Problem requirements
Take the entries below and reproduce them word for word.

Provided records
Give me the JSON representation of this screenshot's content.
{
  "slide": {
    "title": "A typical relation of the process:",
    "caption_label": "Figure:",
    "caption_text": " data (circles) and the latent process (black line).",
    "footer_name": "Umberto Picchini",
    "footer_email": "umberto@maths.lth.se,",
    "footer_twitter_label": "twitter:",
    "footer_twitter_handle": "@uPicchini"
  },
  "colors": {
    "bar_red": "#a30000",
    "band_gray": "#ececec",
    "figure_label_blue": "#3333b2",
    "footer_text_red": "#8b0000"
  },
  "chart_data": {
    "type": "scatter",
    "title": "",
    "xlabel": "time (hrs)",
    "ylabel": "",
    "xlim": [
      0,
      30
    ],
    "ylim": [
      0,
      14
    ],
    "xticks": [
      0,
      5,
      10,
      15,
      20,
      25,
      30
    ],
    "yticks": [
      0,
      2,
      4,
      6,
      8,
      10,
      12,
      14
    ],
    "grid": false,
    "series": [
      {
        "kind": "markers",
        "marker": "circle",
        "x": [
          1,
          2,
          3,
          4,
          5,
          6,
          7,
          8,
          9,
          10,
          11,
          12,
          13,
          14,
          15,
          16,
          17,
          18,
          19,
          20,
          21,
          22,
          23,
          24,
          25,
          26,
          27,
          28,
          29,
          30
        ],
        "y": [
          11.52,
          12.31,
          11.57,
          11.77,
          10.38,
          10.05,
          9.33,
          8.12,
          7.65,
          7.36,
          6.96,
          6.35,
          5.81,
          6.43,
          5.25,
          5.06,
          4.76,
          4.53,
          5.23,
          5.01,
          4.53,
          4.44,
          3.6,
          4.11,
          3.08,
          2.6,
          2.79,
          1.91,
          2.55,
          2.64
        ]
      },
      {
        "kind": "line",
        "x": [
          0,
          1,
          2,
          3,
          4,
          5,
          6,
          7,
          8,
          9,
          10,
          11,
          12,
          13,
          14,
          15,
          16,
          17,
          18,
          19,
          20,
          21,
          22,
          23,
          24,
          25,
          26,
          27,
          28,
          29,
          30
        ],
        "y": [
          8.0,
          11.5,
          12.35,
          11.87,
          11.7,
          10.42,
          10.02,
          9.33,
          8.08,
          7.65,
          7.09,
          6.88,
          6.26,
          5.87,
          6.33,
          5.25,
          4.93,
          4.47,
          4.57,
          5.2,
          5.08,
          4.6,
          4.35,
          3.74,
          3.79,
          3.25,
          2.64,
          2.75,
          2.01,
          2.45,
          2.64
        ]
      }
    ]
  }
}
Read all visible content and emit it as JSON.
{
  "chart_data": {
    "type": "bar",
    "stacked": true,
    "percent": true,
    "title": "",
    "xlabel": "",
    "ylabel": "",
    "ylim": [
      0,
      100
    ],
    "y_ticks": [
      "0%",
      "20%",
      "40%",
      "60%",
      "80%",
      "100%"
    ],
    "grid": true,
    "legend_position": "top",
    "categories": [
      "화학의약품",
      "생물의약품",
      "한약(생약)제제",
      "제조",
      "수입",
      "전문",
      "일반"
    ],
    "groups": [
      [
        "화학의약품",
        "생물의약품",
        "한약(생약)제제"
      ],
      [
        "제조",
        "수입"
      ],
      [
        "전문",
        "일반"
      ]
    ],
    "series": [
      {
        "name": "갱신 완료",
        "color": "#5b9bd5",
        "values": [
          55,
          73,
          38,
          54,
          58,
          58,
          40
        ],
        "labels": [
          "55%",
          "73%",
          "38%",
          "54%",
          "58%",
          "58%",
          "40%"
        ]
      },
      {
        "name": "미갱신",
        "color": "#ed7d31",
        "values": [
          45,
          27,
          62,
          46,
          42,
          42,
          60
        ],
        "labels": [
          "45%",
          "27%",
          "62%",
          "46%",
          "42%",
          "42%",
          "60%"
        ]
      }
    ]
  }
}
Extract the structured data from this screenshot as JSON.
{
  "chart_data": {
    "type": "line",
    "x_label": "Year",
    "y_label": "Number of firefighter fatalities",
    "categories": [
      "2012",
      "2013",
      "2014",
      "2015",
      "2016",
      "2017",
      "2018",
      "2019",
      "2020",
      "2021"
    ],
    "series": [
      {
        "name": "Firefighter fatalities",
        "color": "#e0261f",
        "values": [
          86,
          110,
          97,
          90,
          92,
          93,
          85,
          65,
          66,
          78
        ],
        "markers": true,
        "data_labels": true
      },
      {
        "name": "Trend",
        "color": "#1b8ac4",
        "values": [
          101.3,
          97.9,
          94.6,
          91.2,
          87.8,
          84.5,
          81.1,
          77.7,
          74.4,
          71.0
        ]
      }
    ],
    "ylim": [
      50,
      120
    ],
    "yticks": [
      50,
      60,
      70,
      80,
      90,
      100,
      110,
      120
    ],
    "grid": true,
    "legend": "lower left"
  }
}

Exercise answer
Give me the JSON representation of this screenshot's content.
{
  "slide": {
    "title": "A typical relation of the process:",
    "caption_label": "Figure:",
    "caption_text": " data (circles) and the latent process (black line).",
    "footer_name": "Umberto Picchini",
    "footer_email": "umberto@maths.lth.se,",
    "footer_twitter_label": "twitter:",
    "footer_twitter_handle": "@uPicchini"
  },
  "colors": {
    "bar_red": "#a30000",
    "band_gray": "#ececec",
    "figure_label_blue": "#3333b2",
    "footer_text_red": "#8b0000"
  },
  "chart_data": {
    "type": "scatter",
    "title": "",
    "xlabel": "time (hrs)",
    "ylabel": "",
    "xlim": [
      0,
      30
    ],
    "ylim": [
      0,
      14
    ],
    "xticks": [
      0,
      5,
      10,
      15,
      20,
      25,
      30
    ],
    "yticks": [
      0,
      2,
      4,
      6,
      8,
      10,
      12,
      14
    ],
    "grid": false,
    "series": [
      {
        "kind": "markers",
        "marker": "circle",
        "x": [
          1,
          2,
          3,
          4,
          5,
          6,
          7,
          8,
          9,
          10,
          11,
          12,
          13,
          14,
          15,
          16,
          17,
          18,
          19,
          20,
          21,
          22,
          23,
          24,
          25,
          26,
          27,
          28,
          29,
          30
        ],
        "y": [
          11.52,
          12.31,
          11.57,
          11.77,
          10.38,
          10.05,
          9.33,
          8.12,
          7.65,
          7.36,
          6.96,
          6.35,
          5.81,
          6.43,
          5.25,
          5.06,
          4.76,
          4.53,
          5.23,
          5.01,
          4.53,
          4.44,
          3.6,
          4.11,
          3.08,
          2.6,
          2.79,
          1.91,
          2.55,
          2.64
        ]
      },
      {
        "kind": "line",
        "x": [
          0,
          1,
          2,
          3,
          4,
          5,
          6,
          7,
          8,
          9,
          10,
          11,
          12,
          13,
          14,
          15,
          16,
          17,
          18,
          19,
          20,
          21,
          22,
          23,
          24,
          25,
          26,
          27,
          28,
          29,
          30
        ],
        "y": [
          8.0,
          11.5,
          12.35,
          11.87,
          11.7,
          10.42,
          10.02,
          9.33,
          8.08,
          7.65,
          7.09,
          6.88,
          6.26,
          5.87,
          6.33,
          5.25,
          4.93,
          4.47,
          4.57,
          5.2,
          5.08,
          4.6,
          4.35,
          3.74,
          3.79,
          3.25,
          2.64,
          2.75,
          2.01,
          2.45,
          2.64
        ]
      }
    ]
  }
}
Read all visible content and emit it as JSON.
{
  "chart_data": {
    "type": "bar",
    "stacked": true,
    "percent": true,
    "title": "",
    "xlabel": "",
    "ylabel": "",
    "ylim": [
      0,
      100
    ],
    "y_ticks": [
      "0%",
      "20%",
      "40%",
      "60%",
      "80%",
      "100%"
    ],
    "grid": true,
    "legend_position": "top",
    "categories": [
      "화학의약품",
      "생물의약품",
      "한약(생약)제제",
      "제조",
      "수입",
      "전문",
      "일반"
    ],
    "groups": [
      [
        "화학의약품",
        "생물의약품",
        "한약(생약)제제"
      ],
      [
        "제조",
        "수입"
      ],
      [
        "전문",
        "일반"
      ]
    ],
    "series": [
      {
        "name": "갱신 완료",
        "color": "#5b9bd5",
        "values": [
          55,
          73,
          38,
          54,
          58,
          58,
          40
        ],
        "labels": [
          "55%",
          "73%",
          "38%",
          "54%",
          "58%",
          "58%",
          "40%"
        ]
      },
      {
        "name": "미갱신",
        "color": "#ed7d31",
        "values": [
          45,
          27,
          62,
          46,
          42,
          42,
          60
        ],
        "labels": [
          "45%",
          "27%",
          "62%",
          "46%",
          "42%",
          "42%",
          "60%"
        ]
      }
    ]
  }
}
Extract the structured data from this screenshot as JSON.
{
  "chart_data": {
    "type": "line",
    "x_label": "Year",
    "y_label": "Number of firefighter fatalities",
    "categories": [
      "2012",
      "2013",
      "2014",
      "2015",
      "2016",
      "2017",
      "2018",
      "2019",
      "2020",
      "2021"
    ],
    "series": [
      {
        "name": "Firefighter fatalities",
        "color": "#e0261f",
        "values": [
          86,
          110,
          97,
          90,
          92,
          93,
          85,
          65,
          66,
          78
        ],
        "markers": true,
        "data_labels": true
      },
      {
        "name": "Trend",
        "color": "#1b8ac4",
        "values": [
          101.3,
          97.9,
          94.6,
          91.2,
          87.8,
          84.5,
          81.1,
          77.7,
          74.4,
          71.0
        ]
      }
    ],
    "ylim": [
      50,
      120
    ],
    "yticks": [
      50,
      60,
      70,
      80,
      90,
      100,
      110,
      120
    ],
    "grid": true,
    "legend": "lower left"
  }
}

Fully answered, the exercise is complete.